DAFTAR TUGAS
**1)** Kembalikan bagian teks tentang kewarganegaraan anak dari perkawinan campuran yang berada di antara "Dalam hal terjadi" dan "atau belum menikah).", termasuk kedua ujungnya, tanpa mengubah apa pun.
**2)** Teruskan teks tentang kewarganegaraan anak dari perkawinan campuran, dimulai setelah kalimat terakhir yang ditampilkan.

KUTIPAN TEKS
----
Dalam ketentuan UU kewarganegaraan ini, anak yang lahir dari perkawinan
campuran bisa menjadi warganegara Indonesia dan bisa menjadi warganegara asing . Dalam
kasus Eddy yang telahir dari hasil perkawinan campuran ibunya Warga Negara Indonesia dan
Ayahnya Warga Negara Belanda, anak tersebut sejak lahirnya dianggap sebagai warga negara
asing sehingga harus dibuatkan Paspor di Kedutaan Besar Ayahnya, dan dibuatkan kartu Izin
Tinggal Sementara (KITAS) yang harus terus diperpanjang dan biaya pengurusannya tidak
murah.
Dalam hal terjadi perceraian antara orang tua Eddy, akan sulit bagi Maudy sebagai ibu
untuk mengasuh anaknya, walaupun pada pasal 3 UU No.62 tahun 1958 dimungkinkan bagi
seorang ibu WNI yang bercerai untuk memohon kewarganegaraan Indonesia bagi anaknya
yang masih di bawah umur dan berada dibawah pengasuhannya, namun dalam praktek hal ini
sulit dilakukan. Masih terkait dengan kewarganegaraan anak, dalam UU No.62 Tahun 1958,
hilangnya kewarganegaraan ayah juga mengakibatkan hilangnya kewarganegaraan anak-
anaknya yang memiliki hubungan hukum dengannya dan belum dewasa (belum berusia 18
tahun atau belum menikah).
----
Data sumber
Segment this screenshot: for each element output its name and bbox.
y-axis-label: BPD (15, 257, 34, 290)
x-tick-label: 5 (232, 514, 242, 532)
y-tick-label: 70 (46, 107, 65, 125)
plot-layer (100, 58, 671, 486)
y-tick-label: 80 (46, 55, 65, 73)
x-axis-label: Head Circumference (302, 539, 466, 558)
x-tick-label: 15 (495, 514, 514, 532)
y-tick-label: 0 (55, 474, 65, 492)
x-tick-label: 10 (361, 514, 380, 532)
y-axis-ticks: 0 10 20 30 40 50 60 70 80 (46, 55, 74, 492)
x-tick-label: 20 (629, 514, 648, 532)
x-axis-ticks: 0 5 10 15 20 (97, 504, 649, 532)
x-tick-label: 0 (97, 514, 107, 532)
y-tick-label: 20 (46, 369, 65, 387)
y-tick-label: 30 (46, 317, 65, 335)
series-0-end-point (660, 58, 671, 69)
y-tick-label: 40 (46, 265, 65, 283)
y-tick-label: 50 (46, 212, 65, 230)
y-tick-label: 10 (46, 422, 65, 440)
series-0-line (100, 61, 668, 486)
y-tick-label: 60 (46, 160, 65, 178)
----
KUMPULAN JAWABAN
**1)**
Dalam hal terjadi perceraian antara orang tua Eddy, akan sulit bagi Maudy sebagai ibu
untuk mengasuh anaknya, walaupun pada pasal 3 UU No.62 tahun 1958 dimungkinkan bagi
seorang ibu WNI yang bercerai untuk memohon kewarganegaraan Indonesia bagi anaknya
yang masih di bawah umur dan berada dibawah pengasuhannya, namun dalam praktek hal ini
sulit dilakukan. Masih terkait dengan kewarganegaraan anak, dalam UU No.62 Tahun 1958,
hilangnya kewarganegaraan ayah juga mengakibatkan hilangnya kewarganegaraan anak-
anaknya yang memiliki hubungan hukum dengannya dan belum dewasa (belum berusia 18
tahun atau belum menikah).

**2)**
Hilangnya kewarganegaraan ibu, juga mengakibatkan kewarganegaraan anak yang
belum dewasa (belum berusia 18 tahun atau belum menikah) menjadi hilang apabila anak
tersebut tidak memiliki hubungan hukum dengan ayahnya. Di dalam Undang-Undang
kewarganegaraan yang baru memuat asas-asas kewarganegaraan umum atau universal.
Adapun asas-asas yang dianut dalam Undang-Undang ini sebagai berikut: Asas ius sanguinis
(law of the blood) adalah asas yang menentukan kewarganegaraan seseorang berdasarkan
keturunan, bukan berdasarkan negara tempat kelahiran.

a. Asas ius soli (law of the soil) secara terbatas adalah asas yang menentukan
kewarganegaraan seseorang berdasarkan negara tempat kelahiran, yang diberlakukan
terbatas bagi anak-anak sesuai dengan ketentuan yang diatur dalam Undang-Undang ini.
b. Asas kewarganegaraan tunggal adalah asas yang menentukan satu kewarganegaraan bagi
setiap orang.
c. Asas kewarganegaraan ganda terbatas adalah asas yang menentukan kewarganegaraan
ganda bagi anak-anak sesuai dengan ketentuan yang diatur dalam Undang-Undang ini.
Undang-Undang ini pada dasarnya tidak mengenal kewarganegaraan ganda ataupun tanpa
kewarganegaraan.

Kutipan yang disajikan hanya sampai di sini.